Items from a dataset:
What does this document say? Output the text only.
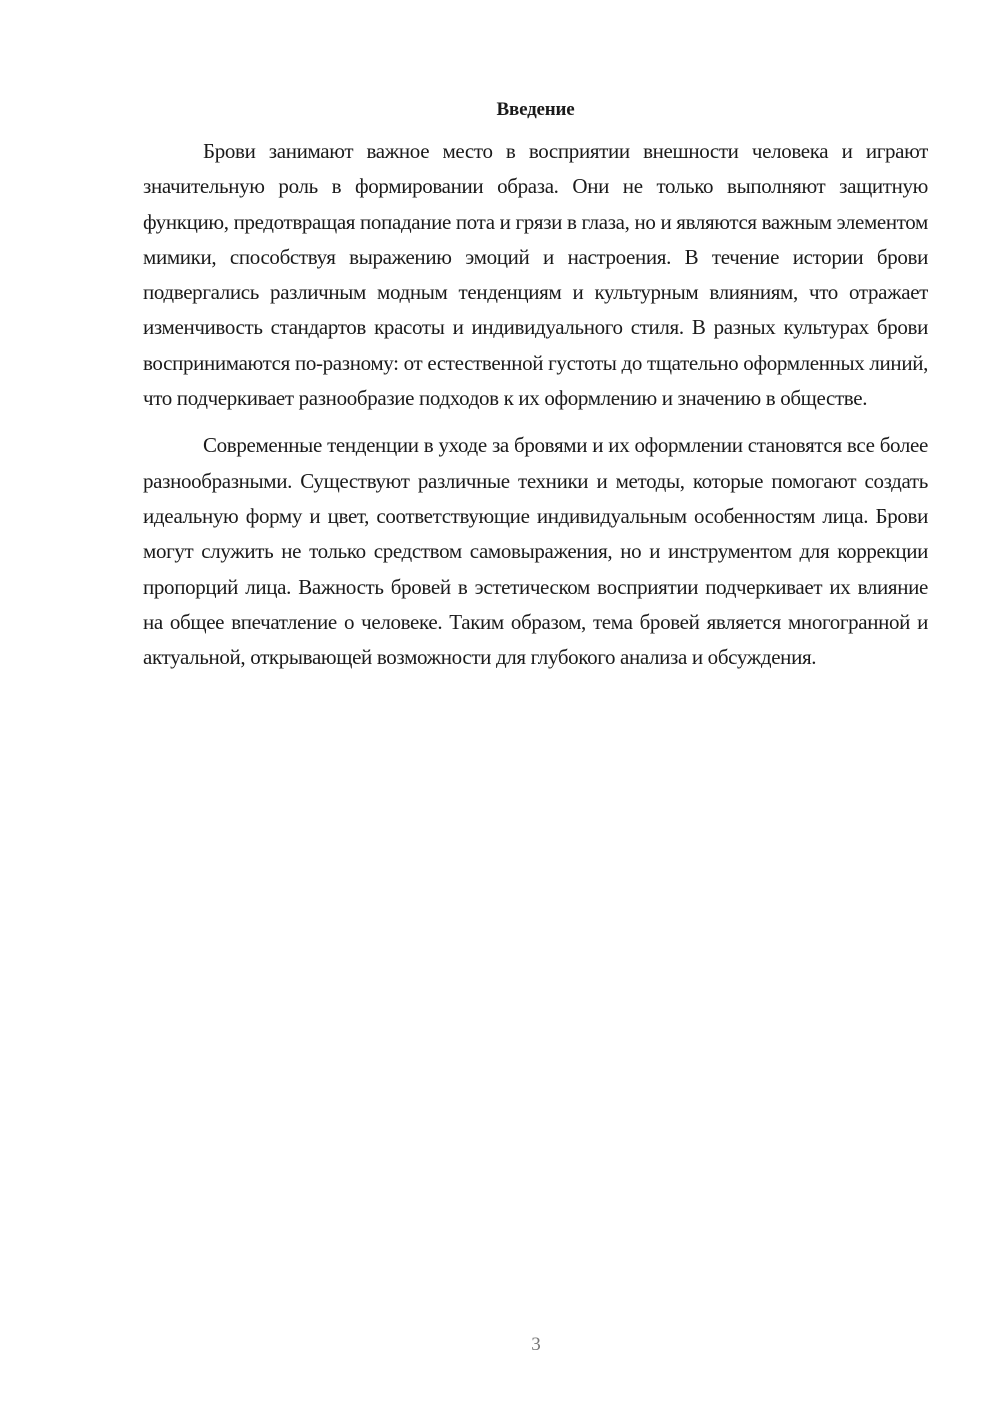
Введение

Брови занимают важное место в восприятии внешности человека и играют значительную роль в формировании образа. Они не только выполняют защитную функцию, предотвращая попадание пота и грязи в глаза, но и являются важным элементом мимики, способствуя выражению эмоций и настроения. В течение истории брови подвергались различным модным тенденциям и культурным влияниям, что отражает изменчивость стандартов красоты и индивидуального стиля. В разных культурах брови воспринимаются по-разному: от естественной густоты до тщательно оформленных линий, что подчеркивает разнообразие подходов к их оформлению и значению в обществе.

Современные тенденции в уходе за бровями и их оформлении становятся все более разнообразными. Существуют различные техники и методы, которые помогают создать идеальную форму и цвет, соответствующие индивидуальным особенностям лица. Брови могут служить не только средством самовыражения, но и инструментом для коррекции пропорций лица. Важность бровей в эстетическом восприятии подчеркивает их влияние на общее впечатление о человеке. Таким образом, тема бровей является многогранной и актуальной, открывающей возможности для глубокого анализа и обсуждения.

3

**Goal of the exercise:** Skipping the pictures, transcribe each line above exactly as it appears.

**Exercise solution:**
What does this document say? Output the text only.
Введение

Брови занимают важное место в восприятии внешности человека и играют значительную роль в формировании образа. Они не только выполняют защитную функцию, предотвращая попадание пота и грязи в глаза, но и являются важным элементом мимики, способствуя выражению эмоций и настроения. В течение истории брови подвергались различным модным тенденциям и культурным влияниям, что отражает изменчивость стандартов красоты и индивидуального стиля. В разных культурах брови воспринимаются по-разному: от естественной густоты до тщательно оформленных линий, что подчеркивает разнообразие подходов к их оформлению и значению в обществе.

Современные тенденции в уходе за бровями и их оформлении становятся все более разнообразными. Существуют различные техники и методы, которые помогают создать идеальную форму и цвет, соответствующие индивидуальным особенностям лица. Брови могут служить не только средством самовыражения, но и инструментом для коррекции пропорций лица. Важность бровей в эстетическом восприятии подчеркивает их влияние на общее впечатление о человеке. Таким образом, тема бровей является многогранной и актуальной, открывающей возможности для глубокого анализа и обсуждения.

3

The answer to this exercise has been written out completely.